* BEGIN Data records *

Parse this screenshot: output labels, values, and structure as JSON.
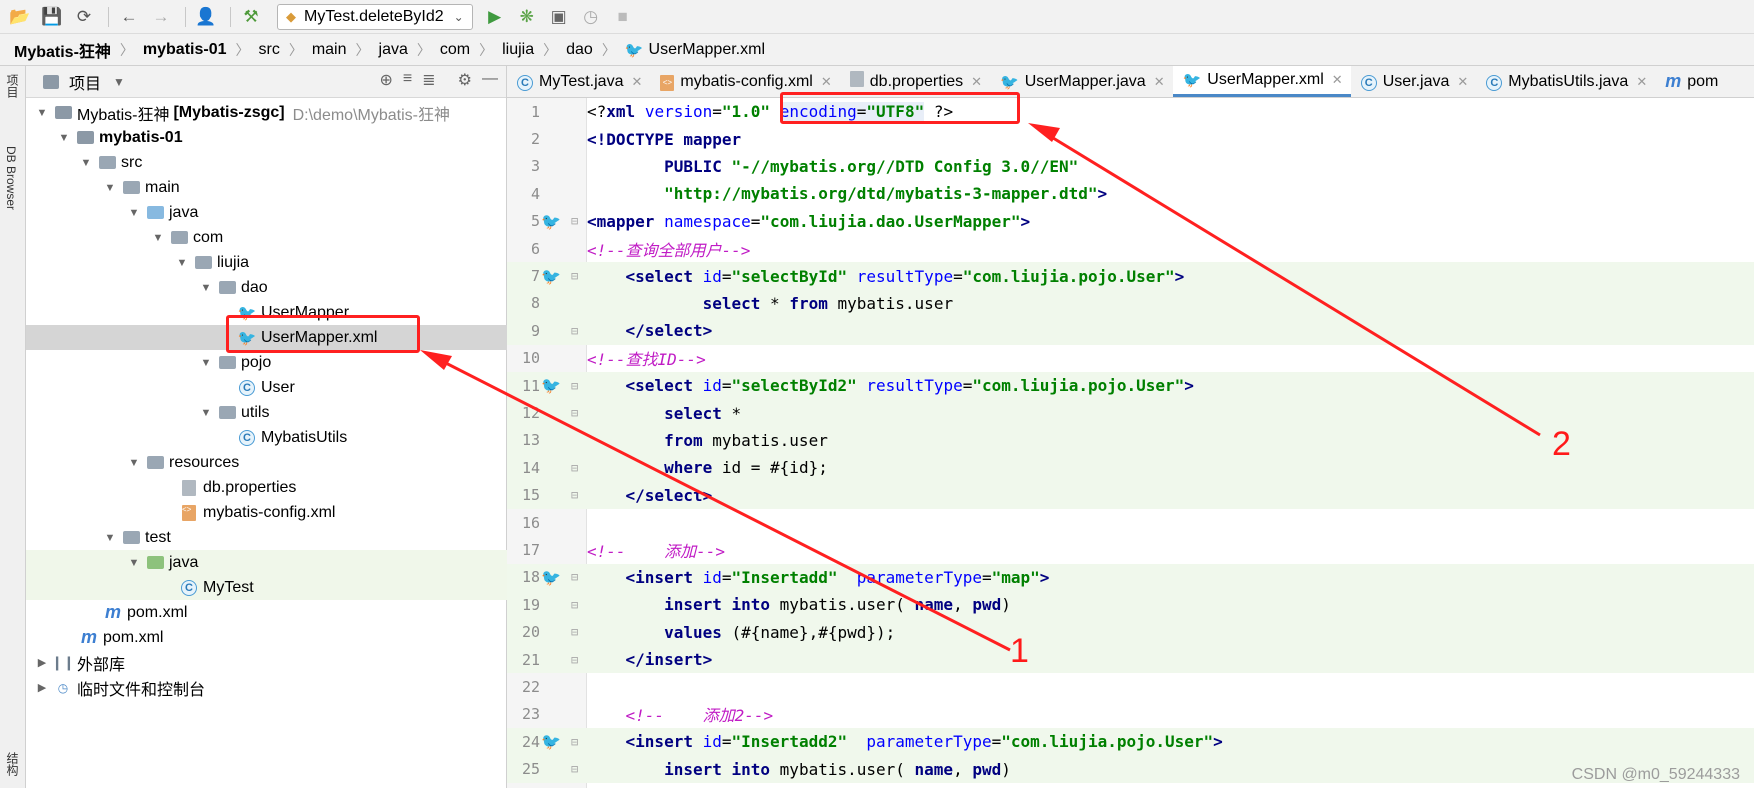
{
  "toolbar": {
    "run_config": "MyTest.deleteById2",
    "icons": [
      "open-folder-icon",
      "save-icon",
      "sync-icon",
      "back-icon",
      "forward-icon",
      "user-icon",
      "build-hammer-icon",
      "run-icon",
      "debug-icon",
      "coverage-icon",
      "profile-icon",
      "stop-icon"
    ]
  },
  "breadcrumb": [
    "Mybatis-狂神",
    "mybatis-01",
    "src",
    "main",
    "java",
    "com",
    "liujia",
    "dao",
    "UserMapper.xml"
  ],
  "left_strip": {
    "project_label": "项目",
    "db_label": "DB Browser",
    "structure_label": "结构"
  },
  "project_panel": {
    "title": "项目",
    "tree": [
      {
        "label": "Mybatis-狂神",
        "extra": "[Mybatis-zsgc]",
        "path": "D:\\demo\\Mybatis-狂神"
      },
      {
        "label": "mybatis-01"
      },
      {
        "label": "src"
      },
      {
        "label": "main"
      },
      {
        "label": "java"
      },
      {
        "label": "com"
      },
      {
        "label": "liujia"
      },
      {
        "label": "dao"
      },
      {
        "label": "UserMapper"
      },
      {
        "label": "UserMapper.xml"
      },
      {
        "label": "pojo"
      },
      {
        "label": "User"
      },
      {
        "label": "utils"
      },
      {
        "label": "MybatisUtils"
      },
      {
        "label": "resources"
      },
      {
        "label": "db.properties"
      },
      {
        "label": "mybatis-config.xml"
      },
      {
        "label": "test"
      },
      {
        "label": "java"
      },
      {
        "label": "MyTest"
      },
      {
        "label": "pom.xml"
      },
      {
        "label": "pom.xml"
      },
      {
        "label": "外部库"
      },
      {
        "label": "临时文件和控制台"
      }
    ]
  },
  "tabs": [
    {
      "label": "MyTest.java"
    },
    {
      "label": "mybatis-config.xml"
    },
    {
      "label": "db.properties"
    },
    {
      "label": "UserMapper.java"
    },
    {
      "label": "UserMapper.xml"
    },
    {
      "label": "User.java"
    },
    {
      "label": "MybatisUtils.java"
    },
    {
      "label": "pom"
    }
  ],
  "editor": {
    "line_numbers": [
      "1",
      "2",
      "3",
      "4",
      "5",
      "6",
      "7",
      "8",
      "9",
      "10",
      "11",
      "12",
      "13",
      "14",
      "15",
      "16",
      "17",
      "18",
      "19",
      "20",
      "21",
      "22",
      "23",
      "24",
      "25"
    ]
  },
  "annotations": {
    "label_1": "1",
    "label_2": "2"
  },
  "watermark": "CSDN @m0_59244333",
  "colors": {
    "accent": "#4a88c7",
    "annotation": "#ff2020",
    "comment": "#c01bc5",
    "string": "#008000",
    "tag": "#000080"
  }
}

* END Data records *

What is required
Look over the records above and copy each line that includes the string "MyTest".

Result
    "run_config": "MyTest.deleteById2",
        "label": "MyTest"
      "label": "MyTest.java"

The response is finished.